> _EXERCISE INSTRUCTIONS_
A - Decide whether each statement agrees with the McGrath biography below: (i) McGrath grew up on a farm in Ransom County, North Dakota; (ii) McGrath served in Europe with the U.S. Army Air Forces during World War II; (iii) Copper Canyon Press published Letter to an Imaginary Friend as a single poem in 1997. For each, answer yes or no and quote the words of the biography that decide it.
B - Extract word for word the part of the McGrath biography below that lies between "McGrath wrote mainly" and "Copper Canyon Press.", inclusive.

> _READING TEXT_
::::::::::

Thomas Matthew McGrath, (November 20, 1916 near Sheldon, North Dakota – September 20, 1990, Minneapolis, Minnesota) was a celebrated American poet.
McGrath grew up on a farm in Ransom County, North Dakota. He earned a B.A. from the University of North Dakota at Grand Forks. He served in the Aleutian Islands with the U.S. Army Air Forces during World War II. He was awarded a Rhodes Scholarship, at Oxford. McGrath also pursued postgraduate studies at Louisiana State University in Baton Rouge. He taught at Colby College in Maine and at Los Angeles State College, from which he was dismissed in connection with his appearance, as an unfriendly witness, before the House Committee on Un-American Activities in 1953. Later he taught at North Dakota State University, and Minnesota State University, Moorhead. He was married three times and had one son.
McGrath wrote mainly about his own life and social concerns. His best-known work is probably Letter to an Imaginary Friend published in sections between 1957 and 1985 and as a single poem in 1997 by Copper Canyon Press.
Something old and tyrannical burning there,
(Not like a wood fire which is only
The end of summer, or a life)
...

::::::::::

> _RECORDED DATA_

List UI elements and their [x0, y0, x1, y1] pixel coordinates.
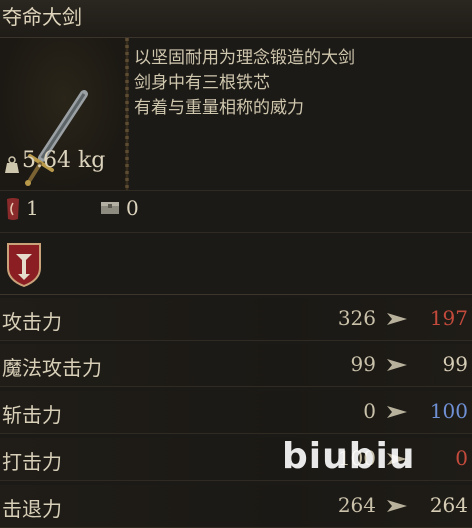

::::::::::

> _RESULTS OF THE TASKS_
A -
(i) Yes: "McGrath grew up on a farm in Ransom County, North Dakota."
(ii) No: "He served in the Aleutian Islands with the U.S. Army Air Forces during World War II."
(iii) Yes: "as a single poem in 1997 by Copper Canyon Press."

B -
McGrath wrote mainly about his own life and social concerns. His best-known work is probably Letter to an Imaginary Friend published in sections between 1957 and 1985 and as a single poem in 1997 by Copper Canyon Press.